Exercise
Establish how many lines in the material include the string "AMBITO" and report it as a lone number.

Given data
[Start]
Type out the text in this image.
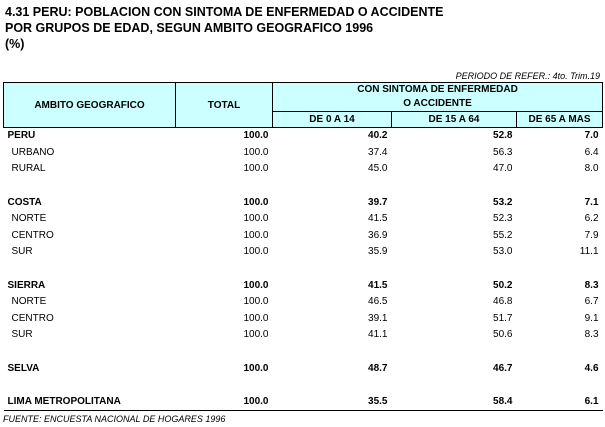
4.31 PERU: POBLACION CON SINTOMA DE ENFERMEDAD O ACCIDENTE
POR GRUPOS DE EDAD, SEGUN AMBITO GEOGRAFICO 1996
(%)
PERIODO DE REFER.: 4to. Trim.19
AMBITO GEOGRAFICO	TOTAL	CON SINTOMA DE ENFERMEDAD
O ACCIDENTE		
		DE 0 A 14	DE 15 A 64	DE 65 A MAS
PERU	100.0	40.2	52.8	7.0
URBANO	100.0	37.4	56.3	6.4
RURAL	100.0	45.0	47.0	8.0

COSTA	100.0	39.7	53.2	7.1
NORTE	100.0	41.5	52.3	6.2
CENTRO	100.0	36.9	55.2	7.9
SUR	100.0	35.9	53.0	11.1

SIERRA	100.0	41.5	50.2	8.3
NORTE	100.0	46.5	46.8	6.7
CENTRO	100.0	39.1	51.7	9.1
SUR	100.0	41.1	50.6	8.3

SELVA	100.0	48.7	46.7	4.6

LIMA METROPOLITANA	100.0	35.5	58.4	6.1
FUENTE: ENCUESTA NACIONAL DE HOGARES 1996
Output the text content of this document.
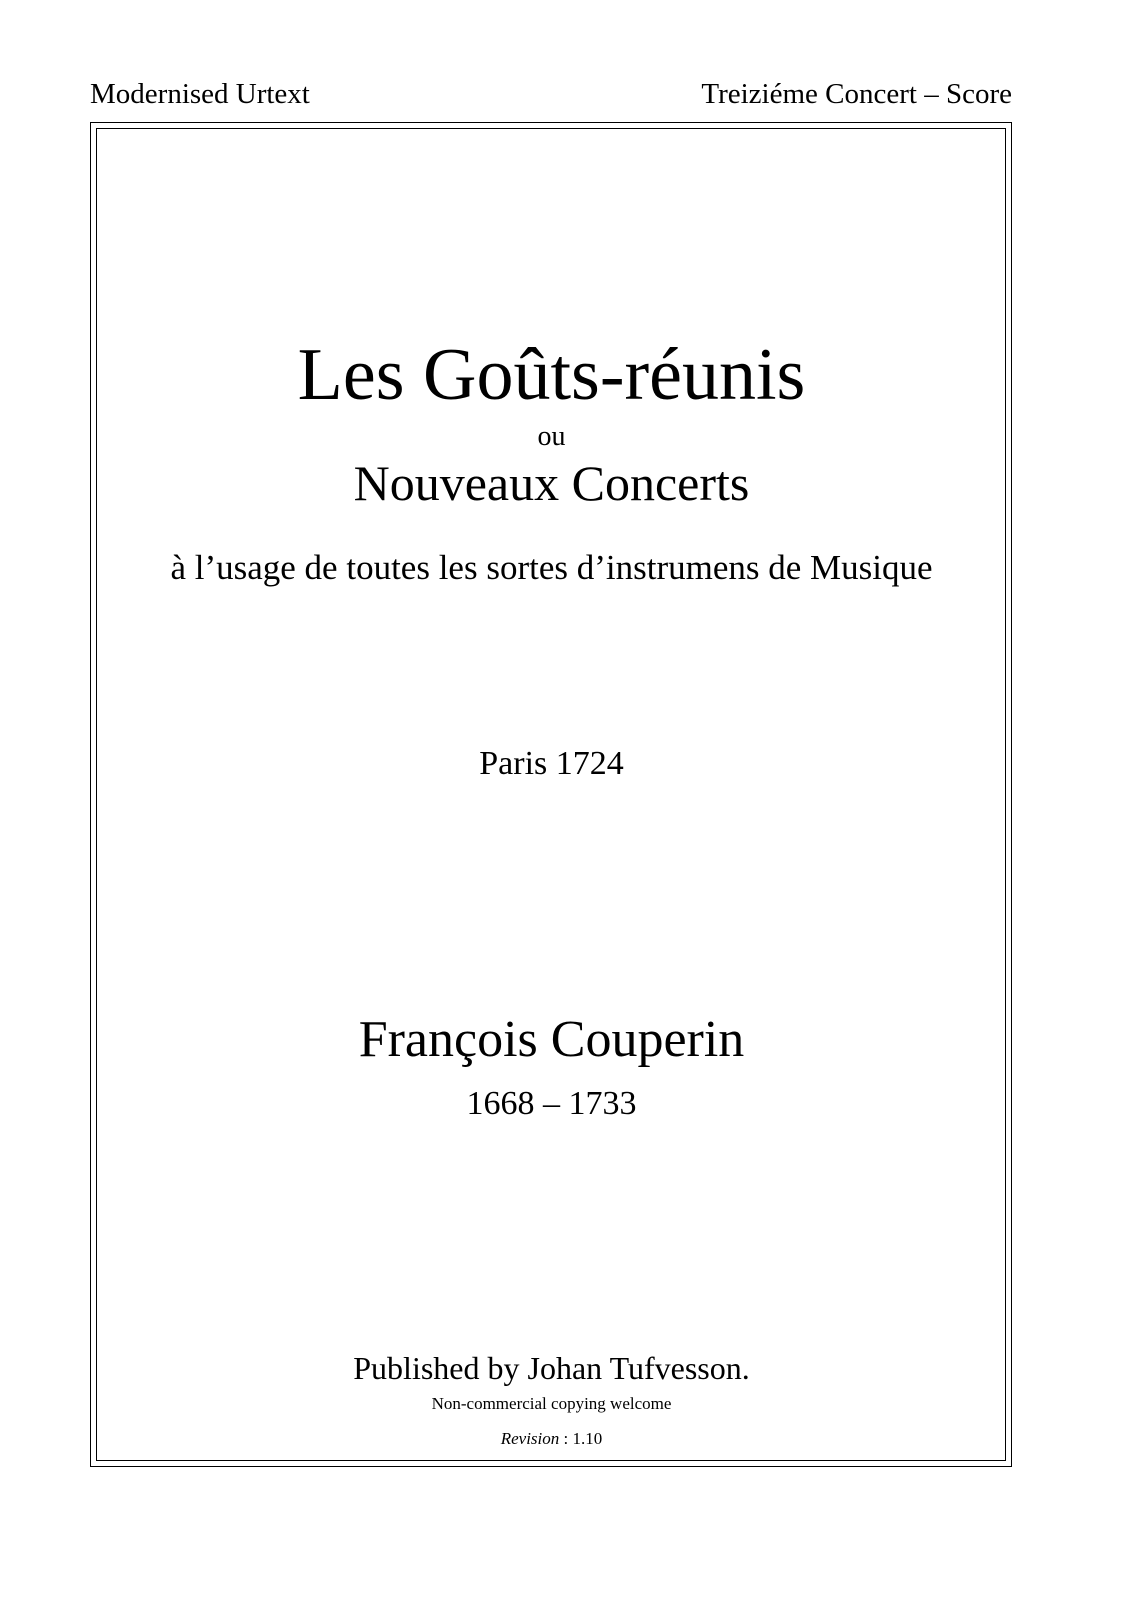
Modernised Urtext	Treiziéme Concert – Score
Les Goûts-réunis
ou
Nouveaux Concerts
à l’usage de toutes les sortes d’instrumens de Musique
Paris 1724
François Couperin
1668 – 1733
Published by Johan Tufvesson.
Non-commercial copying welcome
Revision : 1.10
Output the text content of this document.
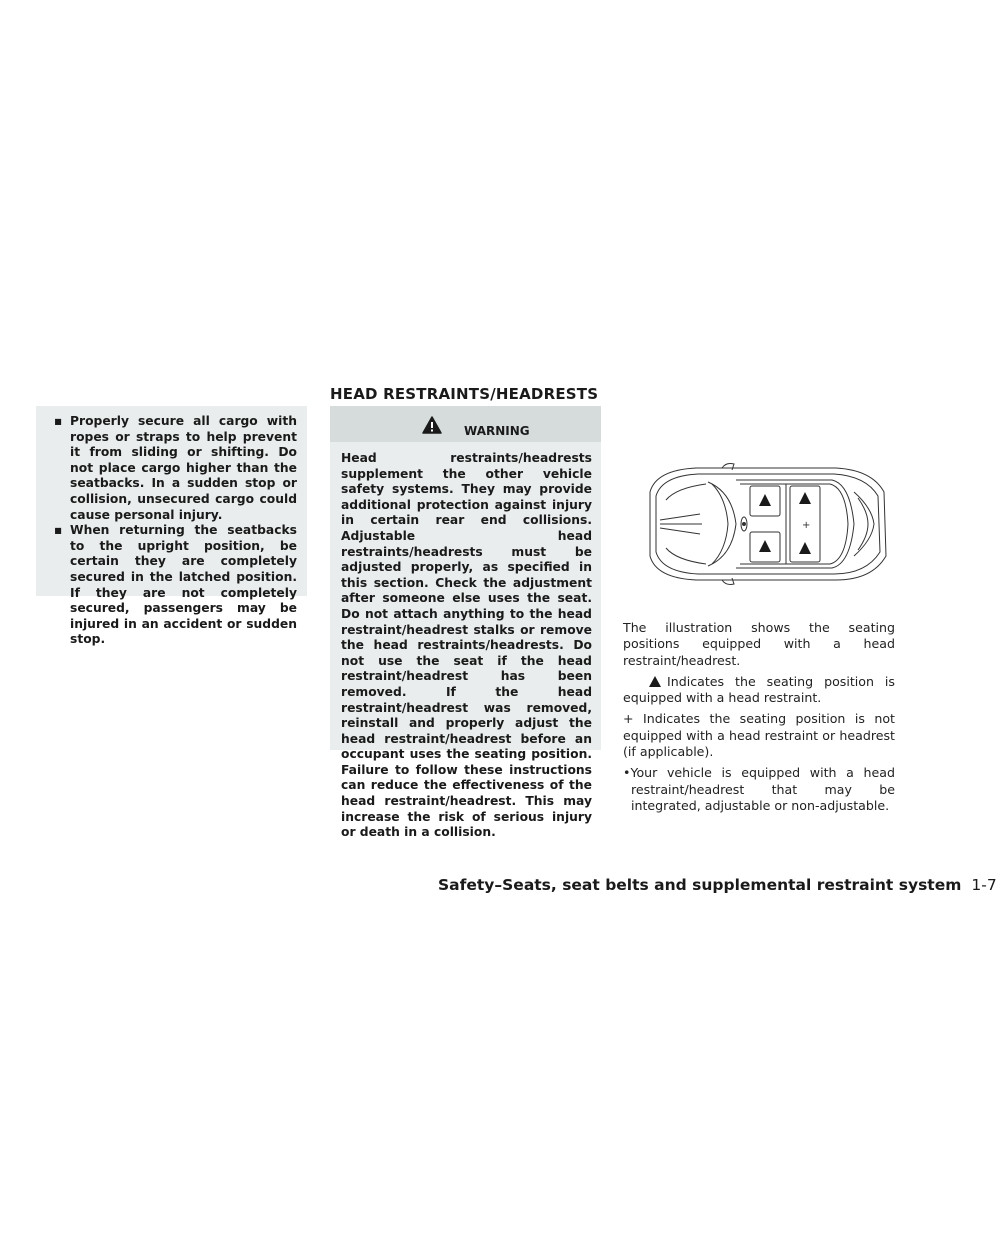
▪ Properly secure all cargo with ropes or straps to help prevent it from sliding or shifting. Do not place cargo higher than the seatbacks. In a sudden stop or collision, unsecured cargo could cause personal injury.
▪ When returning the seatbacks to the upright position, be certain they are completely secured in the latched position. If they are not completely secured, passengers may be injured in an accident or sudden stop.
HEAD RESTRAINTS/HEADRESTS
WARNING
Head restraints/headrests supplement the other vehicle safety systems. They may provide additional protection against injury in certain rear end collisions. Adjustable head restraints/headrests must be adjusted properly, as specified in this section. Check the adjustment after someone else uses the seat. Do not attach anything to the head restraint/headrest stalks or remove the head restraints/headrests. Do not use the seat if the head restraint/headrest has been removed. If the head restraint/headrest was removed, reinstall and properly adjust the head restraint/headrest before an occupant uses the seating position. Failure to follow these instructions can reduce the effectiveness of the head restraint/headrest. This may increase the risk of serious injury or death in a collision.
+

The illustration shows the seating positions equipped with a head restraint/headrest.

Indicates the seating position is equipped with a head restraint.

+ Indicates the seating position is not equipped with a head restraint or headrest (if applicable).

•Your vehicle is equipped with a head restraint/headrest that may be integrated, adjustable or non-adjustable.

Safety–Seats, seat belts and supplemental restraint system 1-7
[End]
Task output
2